(Saved entries)
▬▬▬

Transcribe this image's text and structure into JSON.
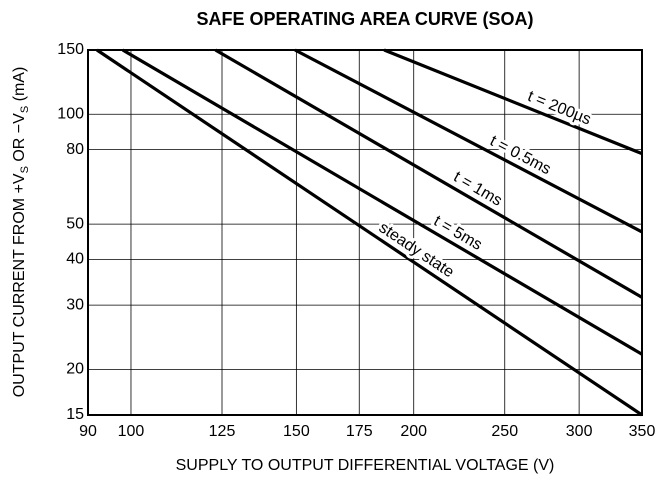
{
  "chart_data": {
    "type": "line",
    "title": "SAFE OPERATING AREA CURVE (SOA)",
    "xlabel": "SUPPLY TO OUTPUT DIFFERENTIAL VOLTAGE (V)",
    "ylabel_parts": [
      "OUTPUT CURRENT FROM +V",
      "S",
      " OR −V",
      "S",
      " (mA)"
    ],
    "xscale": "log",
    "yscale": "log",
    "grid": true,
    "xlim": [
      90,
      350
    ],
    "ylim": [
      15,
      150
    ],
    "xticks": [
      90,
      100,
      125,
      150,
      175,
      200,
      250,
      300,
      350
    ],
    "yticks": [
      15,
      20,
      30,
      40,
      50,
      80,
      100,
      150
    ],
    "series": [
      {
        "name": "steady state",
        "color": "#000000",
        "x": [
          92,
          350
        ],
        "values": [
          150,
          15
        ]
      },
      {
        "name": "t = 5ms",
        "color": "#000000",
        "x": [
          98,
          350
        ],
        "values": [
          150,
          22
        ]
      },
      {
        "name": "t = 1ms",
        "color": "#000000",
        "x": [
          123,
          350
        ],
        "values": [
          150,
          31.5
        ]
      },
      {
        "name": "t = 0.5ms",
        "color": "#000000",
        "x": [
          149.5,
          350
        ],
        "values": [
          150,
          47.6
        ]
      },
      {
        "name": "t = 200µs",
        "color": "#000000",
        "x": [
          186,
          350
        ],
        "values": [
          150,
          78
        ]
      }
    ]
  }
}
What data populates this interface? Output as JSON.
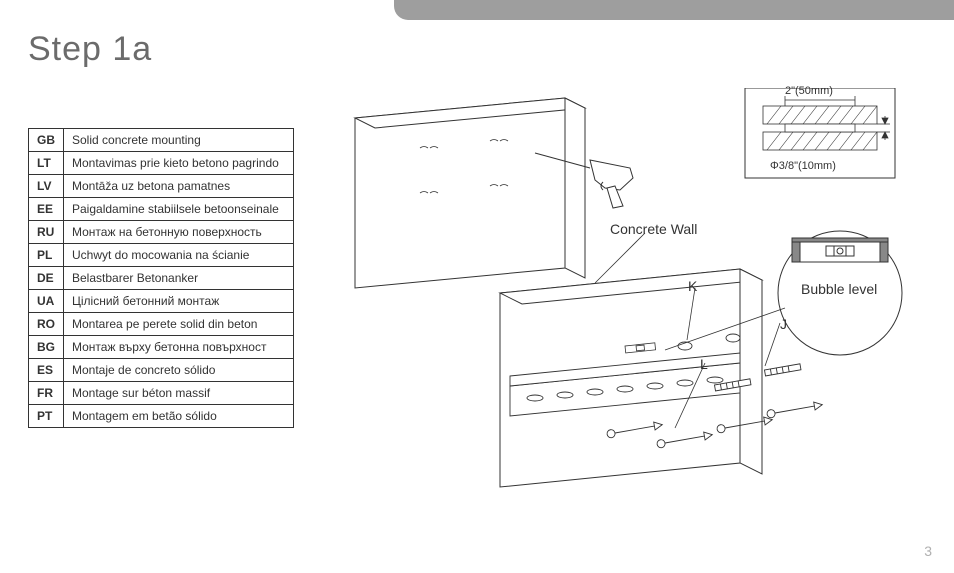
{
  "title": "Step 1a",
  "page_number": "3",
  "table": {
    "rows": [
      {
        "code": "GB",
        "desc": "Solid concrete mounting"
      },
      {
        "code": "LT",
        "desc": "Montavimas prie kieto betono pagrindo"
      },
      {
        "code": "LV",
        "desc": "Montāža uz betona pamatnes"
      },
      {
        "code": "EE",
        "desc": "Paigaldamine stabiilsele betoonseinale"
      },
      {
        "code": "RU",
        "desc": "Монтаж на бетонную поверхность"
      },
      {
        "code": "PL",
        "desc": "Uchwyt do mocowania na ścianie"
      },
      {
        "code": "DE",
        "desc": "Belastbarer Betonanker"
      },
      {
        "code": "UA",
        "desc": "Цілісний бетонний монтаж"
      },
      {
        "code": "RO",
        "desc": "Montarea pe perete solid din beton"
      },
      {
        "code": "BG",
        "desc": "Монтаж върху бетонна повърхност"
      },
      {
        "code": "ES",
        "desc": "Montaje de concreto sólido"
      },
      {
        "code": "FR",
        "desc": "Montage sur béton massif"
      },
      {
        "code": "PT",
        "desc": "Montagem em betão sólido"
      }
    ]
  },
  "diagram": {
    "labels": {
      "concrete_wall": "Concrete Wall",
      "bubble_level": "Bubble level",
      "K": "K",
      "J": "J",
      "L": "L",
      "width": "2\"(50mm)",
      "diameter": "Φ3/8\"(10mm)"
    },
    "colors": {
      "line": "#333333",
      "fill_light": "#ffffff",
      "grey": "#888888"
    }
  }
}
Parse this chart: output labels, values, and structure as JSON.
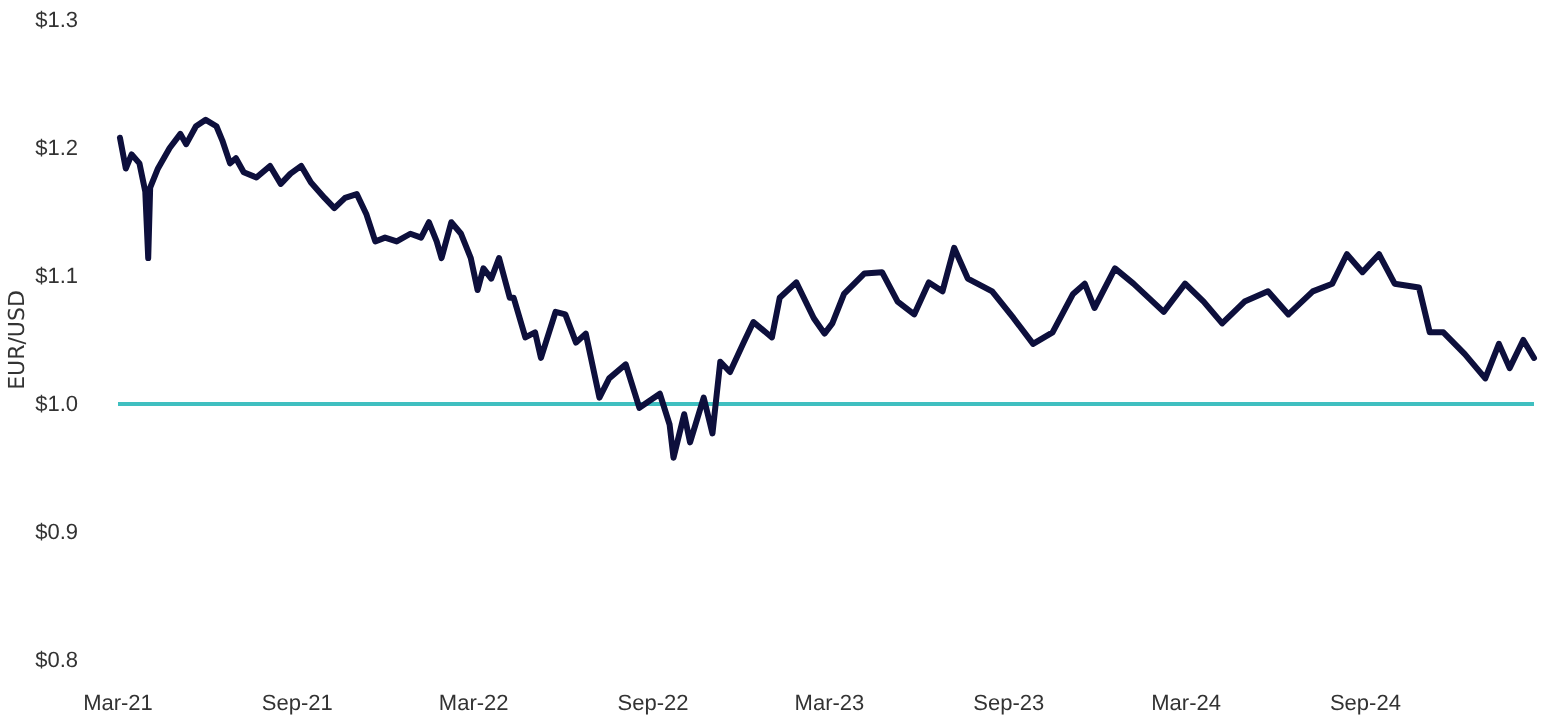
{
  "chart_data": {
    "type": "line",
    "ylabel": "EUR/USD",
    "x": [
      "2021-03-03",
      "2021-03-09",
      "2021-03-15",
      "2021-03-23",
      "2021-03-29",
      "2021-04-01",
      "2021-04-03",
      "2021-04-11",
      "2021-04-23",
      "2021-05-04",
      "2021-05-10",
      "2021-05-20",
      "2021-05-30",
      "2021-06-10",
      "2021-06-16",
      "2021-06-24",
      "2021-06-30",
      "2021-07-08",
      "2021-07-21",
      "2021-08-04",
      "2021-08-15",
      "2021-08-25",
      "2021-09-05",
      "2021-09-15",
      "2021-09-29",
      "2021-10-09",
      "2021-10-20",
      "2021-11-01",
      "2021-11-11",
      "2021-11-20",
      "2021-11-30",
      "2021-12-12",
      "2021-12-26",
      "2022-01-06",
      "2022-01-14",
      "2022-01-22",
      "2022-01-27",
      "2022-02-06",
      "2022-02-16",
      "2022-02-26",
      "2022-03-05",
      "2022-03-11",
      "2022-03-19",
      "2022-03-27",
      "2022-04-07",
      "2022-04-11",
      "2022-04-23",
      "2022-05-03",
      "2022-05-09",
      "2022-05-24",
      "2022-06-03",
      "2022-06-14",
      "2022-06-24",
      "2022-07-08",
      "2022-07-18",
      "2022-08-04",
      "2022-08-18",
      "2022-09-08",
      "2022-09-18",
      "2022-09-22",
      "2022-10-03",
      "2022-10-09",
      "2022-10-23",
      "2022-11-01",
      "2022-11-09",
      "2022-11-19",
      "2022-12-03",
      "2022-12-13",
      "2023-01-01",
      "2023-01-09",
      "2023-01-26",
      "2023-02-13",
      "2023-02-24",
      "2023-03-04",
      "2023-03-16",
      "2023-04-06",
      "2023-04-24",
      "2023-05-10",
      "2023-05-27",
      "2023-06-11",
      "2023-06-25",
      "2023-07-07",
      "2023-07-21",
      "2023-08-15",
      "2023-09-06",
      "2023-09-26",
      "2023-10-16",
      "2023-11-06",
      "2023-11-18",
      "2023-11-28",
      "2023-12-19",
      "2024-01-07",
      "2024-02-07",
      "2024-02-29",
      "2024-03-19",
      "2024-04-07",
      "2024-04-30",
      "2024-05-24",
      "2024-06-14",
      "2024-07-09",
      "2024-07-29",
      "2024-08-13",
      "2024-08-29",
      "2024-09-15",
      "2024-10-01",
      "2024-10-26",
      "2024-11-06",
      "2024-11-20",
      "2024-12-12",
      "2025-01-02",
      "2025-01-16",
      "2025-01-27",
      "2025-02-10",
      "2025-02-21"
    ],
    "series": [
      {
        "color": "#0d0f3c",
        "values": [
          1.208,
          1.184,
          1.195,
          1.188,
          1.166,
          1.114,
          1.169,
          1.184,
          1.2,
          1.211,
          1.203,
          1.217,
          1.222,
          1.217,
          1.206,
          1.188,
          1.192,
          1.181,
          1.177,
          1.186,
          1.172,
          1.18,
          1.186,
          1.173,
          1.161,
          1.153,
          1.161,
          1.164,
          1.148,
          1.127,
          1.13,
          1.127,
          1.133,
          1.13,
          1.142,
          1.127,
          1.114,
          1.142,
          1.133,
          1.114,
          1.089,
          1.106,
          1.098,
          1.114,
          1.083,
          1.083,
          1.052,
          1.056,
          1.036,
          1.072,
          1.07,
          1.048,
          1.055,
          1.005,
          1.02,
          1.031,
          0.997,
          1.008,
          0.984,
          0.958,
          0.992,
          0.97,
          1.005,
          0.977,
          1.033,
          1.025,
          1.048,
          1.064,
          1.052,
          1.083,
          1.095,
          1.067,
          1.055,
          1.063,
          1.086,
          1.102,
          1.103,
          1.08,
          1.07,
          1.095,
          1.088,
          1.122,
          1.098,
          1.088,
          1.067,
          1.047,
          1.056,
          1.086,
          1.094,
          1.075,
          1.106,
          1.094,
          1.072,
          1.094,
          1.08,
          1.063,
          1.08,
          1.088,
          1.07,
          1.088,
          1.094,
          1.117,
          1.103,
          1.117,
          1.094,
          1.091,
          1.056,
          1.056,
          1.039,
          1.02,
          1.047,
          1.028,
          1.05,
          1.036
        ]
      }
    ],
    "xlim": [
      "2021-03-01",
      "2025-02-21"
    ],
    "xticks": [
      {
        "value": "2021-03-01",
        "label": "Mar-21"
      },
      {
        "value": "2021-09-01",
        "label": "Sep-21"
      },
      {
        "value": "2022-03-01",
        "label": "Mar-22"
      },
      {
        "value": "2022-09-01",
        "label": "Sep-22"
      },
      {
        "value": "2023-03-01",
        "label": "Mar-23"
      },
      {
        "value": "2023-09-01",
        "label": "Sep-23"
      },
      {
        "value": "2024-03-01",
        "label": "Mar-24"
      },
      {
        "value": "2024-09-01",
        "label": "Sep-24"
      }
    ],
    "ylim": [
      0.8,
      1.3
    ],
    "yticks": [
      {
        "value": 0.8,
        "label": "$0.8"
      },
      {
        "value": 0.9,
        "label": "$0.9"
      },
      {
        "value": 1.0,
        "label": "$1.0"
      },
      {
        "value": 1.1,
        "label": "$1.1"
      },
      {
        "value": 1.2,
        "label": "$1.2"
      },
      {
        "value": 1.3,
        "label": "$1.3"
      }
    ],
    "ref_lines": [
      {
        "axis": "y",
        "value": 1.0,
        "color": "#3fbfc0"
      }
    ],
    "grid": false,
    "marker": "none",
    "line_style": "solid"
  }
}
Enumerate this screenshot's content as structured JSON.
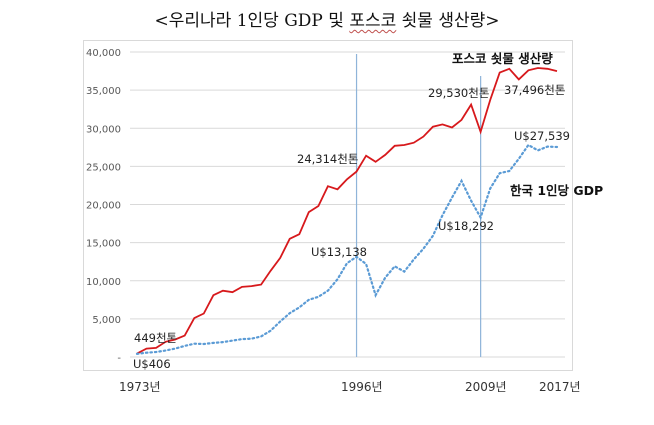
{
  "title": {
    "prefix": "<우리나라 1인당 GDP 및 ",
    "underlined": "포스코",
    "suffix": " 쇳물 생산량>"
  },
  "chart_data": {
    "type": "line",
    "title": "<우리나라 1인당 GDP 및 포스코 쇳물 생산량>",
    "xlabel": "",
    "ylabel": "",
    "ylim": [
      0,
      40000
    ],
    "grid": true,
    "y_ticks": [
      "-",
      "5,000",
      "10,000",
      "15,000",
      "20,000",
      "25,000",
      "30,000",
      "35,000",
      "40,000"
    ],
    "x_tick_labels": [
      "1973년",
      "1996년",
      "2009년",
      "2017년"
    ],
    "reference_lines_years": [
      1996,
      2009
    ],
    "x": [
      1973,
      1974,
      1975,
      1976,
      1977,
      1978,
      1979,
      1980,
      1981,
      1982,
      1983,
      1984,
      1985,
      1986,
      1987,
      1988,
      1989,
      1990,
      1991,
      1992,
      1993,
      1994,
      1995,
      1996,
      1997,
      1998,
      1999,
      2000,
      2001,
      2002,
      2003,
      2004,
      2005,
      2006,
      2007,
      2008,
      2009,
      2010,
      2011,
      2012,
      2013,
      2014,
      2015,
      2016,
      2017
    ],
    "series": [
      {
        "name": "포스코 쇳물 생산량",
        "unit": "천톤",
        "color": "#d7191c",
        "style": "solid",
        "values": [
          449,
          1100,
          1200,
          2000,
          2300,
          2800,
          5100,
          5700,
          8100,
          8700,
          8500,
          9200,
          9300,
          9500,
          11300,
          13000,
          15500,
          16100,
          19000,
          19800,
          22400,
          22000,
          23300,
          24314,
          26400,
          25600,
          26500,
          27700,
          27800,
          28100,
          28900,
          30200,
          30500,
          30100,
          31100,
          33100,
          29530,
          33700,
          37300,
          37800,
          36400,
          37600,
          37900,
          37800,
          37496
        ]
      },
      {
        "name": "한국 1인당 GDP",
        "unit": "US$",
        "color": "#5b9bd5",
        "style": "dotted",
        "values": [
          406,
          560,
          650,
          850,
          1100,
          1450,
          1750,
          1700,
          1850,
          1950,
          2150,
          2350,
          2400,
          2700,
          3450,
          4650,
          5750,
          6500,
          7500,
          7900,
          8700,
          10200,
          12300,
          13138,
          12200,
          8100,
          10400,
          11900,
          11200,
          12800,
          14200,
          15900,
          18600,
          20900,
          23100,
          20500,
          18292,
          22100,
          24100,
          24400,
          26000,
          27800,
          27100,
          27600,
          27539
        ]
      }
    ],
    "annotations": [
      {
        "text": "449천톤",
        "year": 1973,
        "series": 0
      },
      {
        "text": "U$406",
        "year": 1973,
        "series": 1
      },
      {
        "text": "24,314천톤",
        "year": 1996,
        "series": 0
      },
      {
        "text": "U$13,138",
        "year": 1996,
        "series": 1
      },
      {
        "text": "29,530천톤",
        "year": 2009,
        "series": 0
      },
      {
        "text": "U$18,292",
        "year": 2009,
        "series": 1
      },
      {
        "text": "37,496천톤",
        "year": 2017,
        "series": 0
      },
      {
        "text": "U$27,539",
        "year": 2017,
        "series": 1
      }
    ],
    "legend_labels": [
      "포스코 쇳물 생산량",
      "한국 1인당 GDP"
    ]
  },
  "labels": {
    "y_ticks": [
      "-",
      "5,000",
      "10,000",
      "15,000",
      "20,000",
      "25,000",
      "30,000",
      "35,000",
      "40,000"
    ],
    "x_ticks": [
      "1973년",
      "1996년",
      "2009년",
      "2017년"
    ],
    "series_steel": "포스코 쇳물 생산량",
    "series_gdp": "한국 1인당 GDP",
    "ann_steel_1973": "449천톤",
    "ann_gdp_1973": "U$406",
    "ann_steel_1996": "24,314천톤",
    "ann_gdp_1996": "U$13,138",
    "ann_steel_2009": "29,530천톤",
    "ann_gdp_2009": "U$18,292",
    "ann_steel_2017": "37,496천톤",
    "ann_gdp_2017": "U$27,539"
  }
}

▬▬▬

**Given problem**
Copy out every line from the records that has the word "우리나라".

**Result of the exercise**
    "prefix": "<우리나라 1인당 GDP 및 ",
    "title": "<우리나라 1인당 GDP 및 포스코 쇳물 생산량>",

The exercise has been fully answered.